WRITTEN TASK: Word for word, transcribe the lines below and drop the pictures.

RECORDED DATA:
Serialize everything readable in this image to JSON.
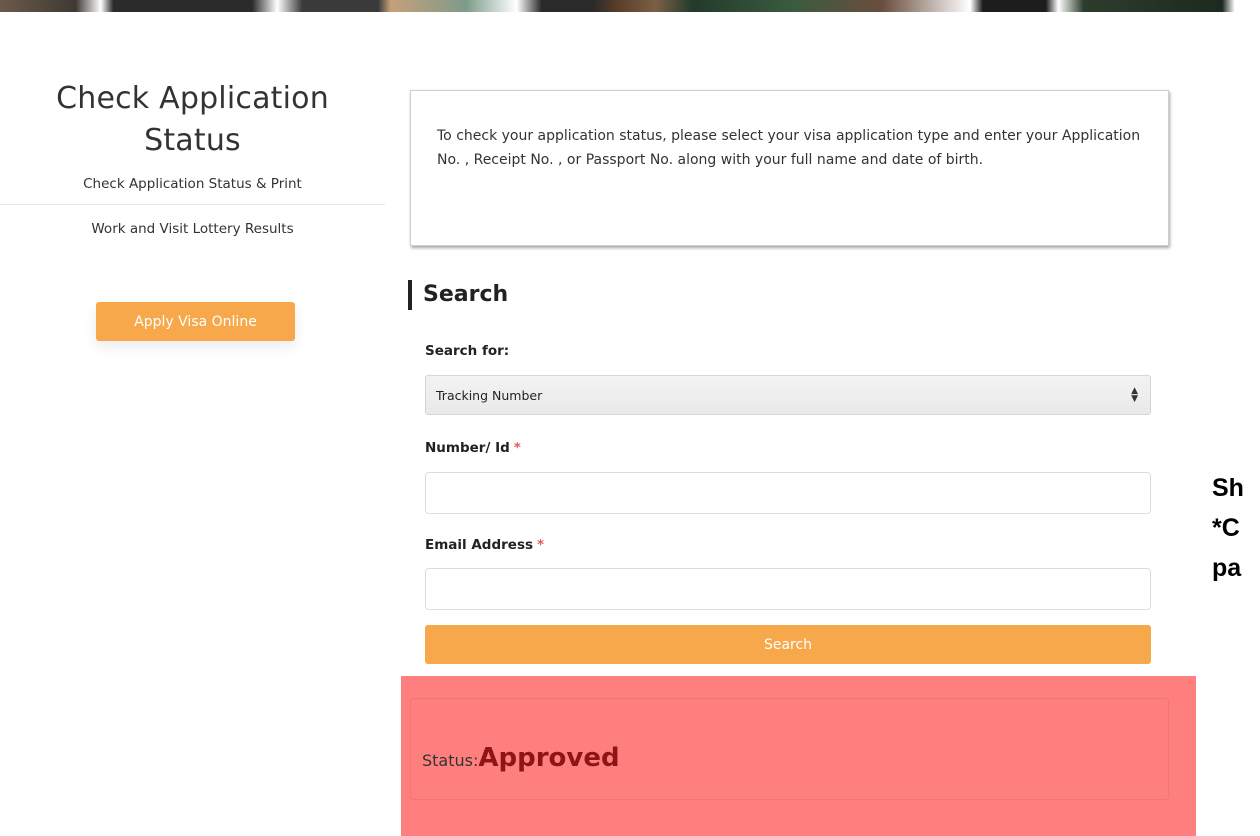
{
  "sidebar": {
    "title_line1": "Check Application",
    "title_line2": "Status",
    "link_status_print": "Check Application Status & Print",
    "link_lottery": "Work and Visit Lottery Results",
    "apply_button": "Apply Visa Online"
  },
  "info": {
    "text": "To check your application status, please select your visa application type and enter your Application No. , Receipt No. , or Passport No. along with your full name and date of birth."
  },
  "search": {
    "heading": "Search",
    "search_for_label": "Search for:",
    "search_for_selected": "Tracking Number",
    "number_label": "Number/ Id",
    "email_label": "Email Address",
    "required_mark": "*",
    "number_value": "",
    "email_value": "",
    "button": "Search"
  },
  "status": {
    "label": "Status:",
    "value": "Approved"
  },
  "side_note": {
    "line1": "Sh",
    "line2": "*C",
    "line3": "pa"
  },
  "colors": {
    "accent_orange": "#f7a84a",
    "status_panel": "#ff7f7f",
    "status_value": "#8e1515",
    "required": "#e05a5a"
  }
}
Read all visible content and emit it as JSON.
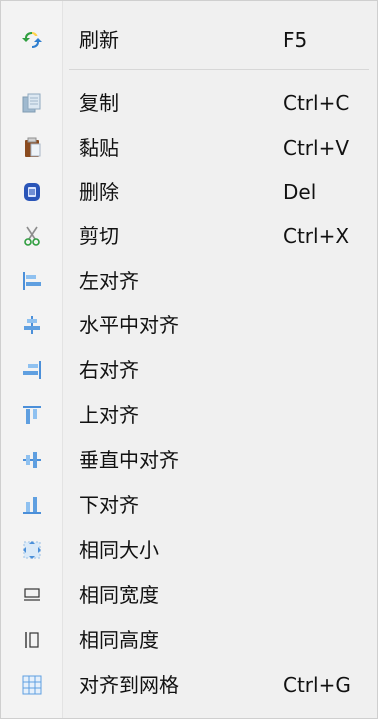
{
  "menu": {
    "items": [
      {
        "label": "刷新",
        "shortcut": "F5",
        "icon": "refresh-icon"
      },
      {
        "label": "复制",
        "shortcut": "Ctrl+C",
        "icon": "copy-icon"
      },
      {
        "label": "黏贴",
        "shortcut": "Ctrl+V",
        "icon": "paste-icon"
      },
      {
        "label": "删除",
        "shortcut": "Del",
        "icon": "delete-icon"
      },
      {
        "label": "剪切",
        "shortcut": "Ctrl+X",
        "icon": "cut-icon"
      },
      {
        "label": "左对齐",
        "shortcut": "",
        "icon": "align-left-icon"
      },
      {
        "label": "水平中对齐",
        "shortcut": "",
        "icon": "align-center-horizontal-icon"
      },
      {
        "label": "右对齐",
        "shortcut": "",
        "icon": "align-right-icon"
      },
      {
        "label": "上对齐",
        "shortcut": "",
        "icon": "align-top-icon"
      },
      {
        "label": "垂直中对齐",
        "shortcut": "",
        "icon": "align-center-vertical-icon"
      },
      {
        "label": "下对齐",
        "shortcut": "",
        "icon": "align-bottom-icon"
      },
      {
        "label": "相同大小",
        "shortcut": "",
        "icon": "same-size-icon"
      },
      {
        "label": "相同宽度",
        "shortcut": "",
        "icon": "same-width-icon"
      },
      {
        "label": "相同高度",
        "shortcut": "",
        "icon": "same-height-icon"
      },
      {
        "label": "对齐到网格",
        "shortcut": "Ctrl+G",
        "icon": "align-to-grid-icon"
      }
    ]
  }
}
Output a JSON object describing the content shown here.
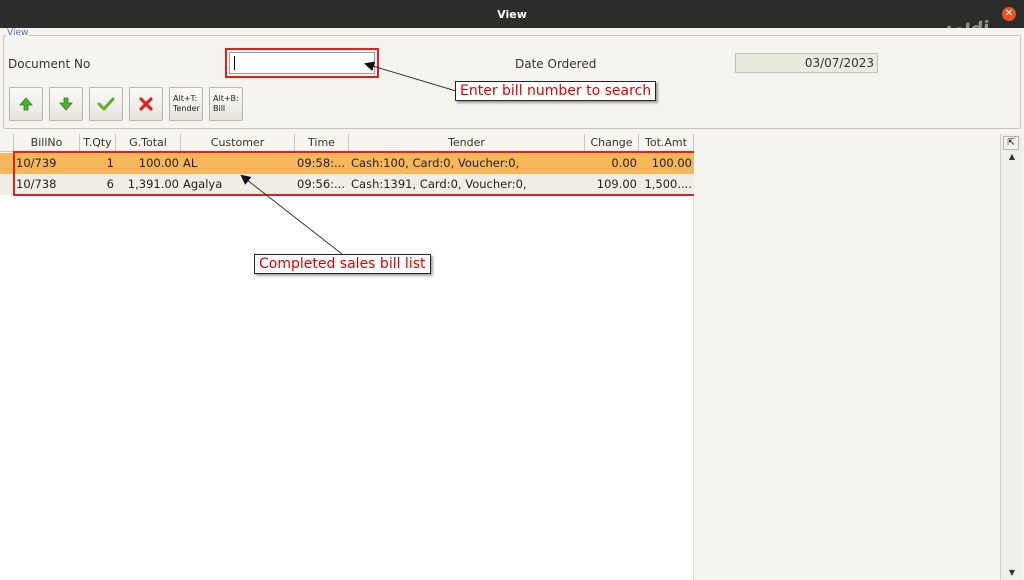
{
  "window": {
    "title": "View"
  },
  "watermark": "Jaldi",
  "panel": {
    "group_label": "View"
  },
  "form": {
    "document_no_label": "Document No",
    "document_no_value": "",
    "date_ordered_label": "Date Ordered",
    "date_ordered_value": "03/07/2023"
  },
  "toolbar": {
    "tender_button": {
      "line1": "Alt+T:",
      "line2": "Tender"
    },
    "bill_button": {
      "line1": "Alt+B:",
      "line2": "Bill"
    }
  },
  "callouts": {
    "search": "Enter bill number to search",
    "list": "Completed sales bill list"
  },
  "table": {
    "columns": [
      "BillNo",
      "T.Qty",
      "G.Total",
      "Customer",
      "Time",
      "Tender",
      "Change",
      "Tot.Amt"
    ],
    "rows": [
      {
        "bill_no": "10/739",
        "tqty": "1",
        "gtotal": "100.00",
        "customer": "AL",
        "time": "09:58:...",
        "tender": "Cash:100, Card:0, Voucher:0,",
        "change": "0.00",
        "totamt": "100.00"
      },
      {
        "bill_no": "10/738",
        "tqty": "6",
        "gtotal": "1,391.00",
        "customer": "Agalya",
        "time": "09:56:...",
        "tender": "Cash:1391, Card:0, Voucher:0,",
        "change": "109.00",
        "totamt": "1,500...."
      }
    ]
  },
  "colors": {
    "selected_row": "#f6b65a",
    "annotation_red": "#e02020",
    "title_bar": "#2c2c2c"
  },
  "icons": [
    "arrow-up-icon",
    "arrow-down-icon",
    "checkmark-icon",
    "cross-icon",
    "table-corner-icon",
    "scroll-up-icon",
    "scroll-down-icon",
    "close-icon"
  ]
}
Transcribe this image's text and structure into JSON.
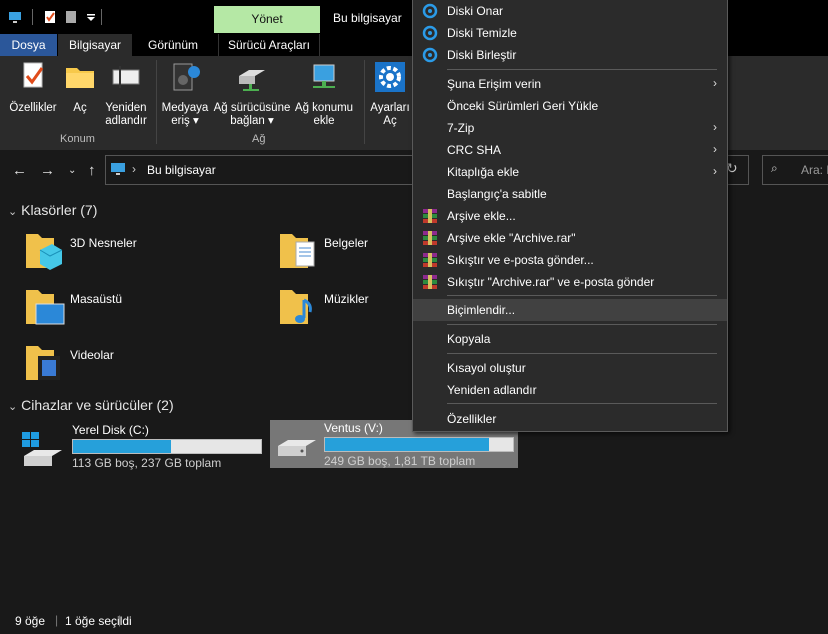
{
  "window": {
    "title": "Bu bilgisayar",
    "context_tab": "Yönet"
  },
  "tabs": [
    "Dosya",
    "Bilgisayar",
    "Görünüm",
    "Sürücü Araçları"
  ],
  "ribbon": {
    "buttons": [
      {
        "label": "Özellikler",
        "icon": "properties-icon"
      },
      {
        "label": "Aç",
        "icon": "open-folder-icon"
      },
      {
        "label": "Yeniden\nadlandır",
        "icon": "rename-icon"
      },
      {
        "label": "Medyaya\neriş ▾",
        "icon": "media-access-icon"
      },
      {
        "label": "Ağ sürücüsüne\nbağlan ▾",
        "icon": "map-network-drive-icon"
      },
      {
        "label": "Ağ konumu\nekle",
        "icon": "network-location-icon"
      },
      {
        "label": "Ayarları\nAç",
        "icon": "settings-gear-icon"
      }
    ],
    "groups": [
      "Konum",
      "Ağ"
    ]
  },
  "address": {
    "path": "Bu bilgisayar",
    "search_placeholder": "Ara: Bu"
  },
  "folders": {
    "header": "Klasörler (7)",
    "items": [
      "3D Nesneler",
      "Belgeler",
      "Masaüstü",
      "Müzikler",
      "Videolar"
    ]
  },
  "drives": {
    "header": "Cihazlar ve sürücüler (2)",
    "items": [
      {
        "name": "Yerel Disk (C:)",
        "info": "113 GB boş, 237 GB toplam",
        "used_fraction": 0.52
      },
      {
        "name": "Ventus (V:)",
        "info": "249 GB boş, 1,81 TB toplam",
        "used_fraction": 0.87
      }
    ]
  },
  "status": {
    "count": "9 öğe",
    "selected": "1 öğe seçildi"
  },
  "context_menu": {
    "items": [
      "Diski Onar",
      "Diski Temizle",
      "Diski Birleştir",
      "Şuna Erişim verin",
      "Önceki Sürümleri Geri Yükle",
      "7-Zip",
      "CRC SHA",
      "Kitaplığa ekle",
      "Başlangıç'a sabitle",
      "Arşive ekle...",
      "Arşive ekle \"Archive.rar\"",
      "Sıkıştır ve e-posta gönder...",
      "Sıkıştır \"Archive.rar\" ve e-posta gönder",
      "Biçimlendir...",
      "Kopyala",
      "Kısayol oluştur",
      "Yeniden adlandır",
      "Özellikler"
    ],
    "arrow": "›"
  },
  "colors": {
    "accent": "#2b579a",
    "manage_tab": "#b5e8a5",
    "drive_bar": "#26a0da"
  }
}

REPLY:
Serialize everything readable in this image to JSON.
{
  "sidebar": {
    "title_line1": "Check Application",
    "title_line2": "Status",
    "link_status_print": "Check Application Status & Print",
    "link_lottery": "Work and Visit Lottery Results",
    "apply_button": "Apply Visa Online"
  },
  "info": {
    "text": "To check your application status, please select your visa application type and enter your Application No. , Receipt No. , or Passport No. along with your full name and date of birth."
  },
  "search": {
    "heading": "Search",
    "search_for_label": "Search for:",
    "search_for_selected": "Tracking Number",
    "number_label": "Number/ Id",
    "email_label": "Email Address",
    "required_mark": "*",
    "number_value": "",
    "email_value": "",
    "button": "Search"
  },
  "status": {
    "label": "Status:",
    "value": "Approved"
  },
  "side_note": {
    "line1": "Sh",
    "line2": "*C",
    "line3": "pa"
  },
  "colors": {
    "accent_orange": "#f7a84a",
    "status_panel": "#ff7f7f",
    "status_value": "#8e1515",
    "required": "#e05a5a"
  }
}
Read all visible content and emit it as JSON.
{
  "menu": {
    "items": [
      {
        "label": "刷新",
        "shortcut": "F5",
        "icon": "refresh-icon"
      },
      {
        "label": "复制",
        "shortcut": "Ctrl+C",
        "icon": "copy-icon"
      },
      {
        "label": "黏贴",
        "shortcut": "Ctrl+V",
        "icon": "paste-icon"
      },
      {
        "label": "删除",
        "shortcut": "Del",
        "icon": "delete-icon"
      },
      {
        "label": "剪切",
        "shortcut": "Ctrl+X",
        "icon": "cut-icon"
      },
      {
        "label": "左对齐",
        "shortcut": "",
        "icon": "align-left-icon"
      },
      {
        "label": "水平中对齐",
        "shortcut": "",
        "icon": "align-center-horizontal-icon"
      },
      {
        "label": "右对齐",
        "shortcut": "",
        "icon": "align-right-icon"
      },
      {
        "label": "上对齐",
        "shortcut": "",
        "icon": "align-top-icon"
      },
      {
        "label": "垂直中对齐",
        "shortcut": "",
        "icon": "align-center-vertical-icon"
      },
      {
        "label": "下对齐",
        "shortcut": "",
        "icon": "align-bottom-icon"
      },
      {
        "label": "相同大小",
        "shortcut": "",
        "icon": "same-size-icon"
      },
      {
        "label": "相同宽度",
        "shortcut": "",
        "icon": "same-width-icon"
      },
      {
        "label": "相同高度",
        "shortcut": "",
        "icon": "same-height-icon"
      },
      {
        "label": "对齐到网格",
        "shortcut": "Ctrl+G",
        "icon": "align-to-grid-icon"
      }
    ]
  }
}
Output a JSON object describing the content shown here.
{
  "window": {
    "title": "View"
  },
  "watermark": "Jaldi",
  "panel": {
    "group_label": "View"
  },
  "form": {
    "document_no_label": "Document No",
    "document_no_value": "",
    "date_ordered_label": "Date Ordered",
    "date_ordered_value": "03/07/2023"
  },
  "toolbar": {
    "tender_button": {
      "line1": "Alt+T:",
      "line2": "Tender"
    },
    "bill_button": {
      "line1": "Alt+B:",
      "line2": "Bill"
    }
  },
  "callouts": {
    "search": "Enter bill number to search",
    "list": "Completed sales bill list"
  },
  "table": {
    "columns": [
      "BillNo",
      "T.Qty",
      "G.Total",
      "Customer",
      "Time",
      "Tender",
      "Change",
      "Tot.Amt"
    ],
    "rows": [
      {
        "bill_no": "10/739",
        "tqty": "1",
        "gtotal": "100.00",
        "customer": "AL",
        "time": "09:58:...",
        "tender": "Cash:100, Card:0, Voucher:0,",
        "change": "0.00",
        "totamt": "100.00"
      },
      {
        "bill_no": "10/738",
        "tqty": "6",
        "gtotal": "1,391.00",
        "customer": "Agalya",
        "time": "09:56:...",
        "tender": "Cash:1391, Card:0, Voucher:0,",
        "change": "109.00",
        "totamt": "1,500...."
      }
    ]
  },
  "colors": {
    "selected_row": "#f6b65a",
    "annotation_red": "#e02020",
    "title_bar": "#2c2c2c"
  },
  "icons": [
    "arrow-up-icon",
    "arrow-down-icon",
    "checkmark-icon",
    "cross-icon",
    "table-corner-icon",
    "scroll-up-icon",
    "scroll-down-icon",
    "close-icon"
  ]
}
Transcribe this image's text and structure into JSON.
{
  "window": {
    "title": "Bu bilgisayar",
    "context_tab": "Yönet"
  },
  "tabs": [
    "Dosya",
    "Bilgisayar",
    "Görünüm",
    "Sürücü Araçları"
  ],
  "ribbon": {
    "buttons": [
      {
        "label": "Özellikler",
        "icon": "properties-icon"
      },
      {
        "label": "Aç",
        "icon": "open-folder-icon"
      },
      {
        "label": "Yeniden\nadlandır",
        "icon": "rename-icon"
      },
      {
        "label": "Medyaya\neriş ▾",
        "icon": "media-access-icon"
      },
      {
        "label": "Ağ sürücüsüne\nbağlan ▾",
        "icon": "map-network-drive-icon"
      },
      {
        "label": "Ağ konumu\nekle",
        "icon": "network-location-icon"
      },
      {
        "label": "Ayarları\nAç",
        "icon": "settings-gear-icon"
      }
    ],
    "groups": [
      "Konum",
      "Ağ"
    ]
  },
  "address": {
    "path": "Bu bilgisayar",
    "search_placeholder": "Ara: Bu"
  },
  "folders": {
    "header": "Klasörler (7)",
    "items": [
      "3D Nesneler",
      "Belgeler",
      "Masaüstü",
      "Müzikler",
      "Videolar"
    ]
  },
  "drives": {
    "header": "Cihazlar ve sürücüler (2)",
    "items": [
      {
        "name": "Yerel Disk (C:)",
        "info": "113 GB boş, 237 GB toplam",
        "used_fraction": 0.52
      },
      {
        "name": "Ventus (V:)",
        "info": "249 GB boş, 1,81 TB toplam",
        "used_fraction": 0.87
      }
    ]
  },
  "status": {
    "count": "9 öğe",
    "selected": "1 öğe seçildi"
  },
  "context_menu": {
    "items": [
      "Diski Onar",
      "Diski Temizle",
      "Diski Birleştir",
      "Şuna Erişim verin",
      "Önceki Sürümleri Geri Yükle",
      "7-Zip",
      "CRC SHA",
      "Kitaplığa ekle",
      "Başlangıç'a sabitle",
      "Arşive ekle...",
      "Arşive ekle \"Archive.rar\"",
      "Sıkıştır ve e-posta gönder...",
      "Sıkıştır \"Archive.rar\" ve e-posta gönder",
      "Biçimlendir...",
      "Kopyala",
      "Kısayol oluştur",
      "Yeniden adlandır",
      "Özellikler"
    ],
    "arrow": "›"
  },
  "colors": {
    "accent": "#2b579a",
    "manage_tab": "#b5e8a5",
    "drive_bar": "#26a0da"
  }
}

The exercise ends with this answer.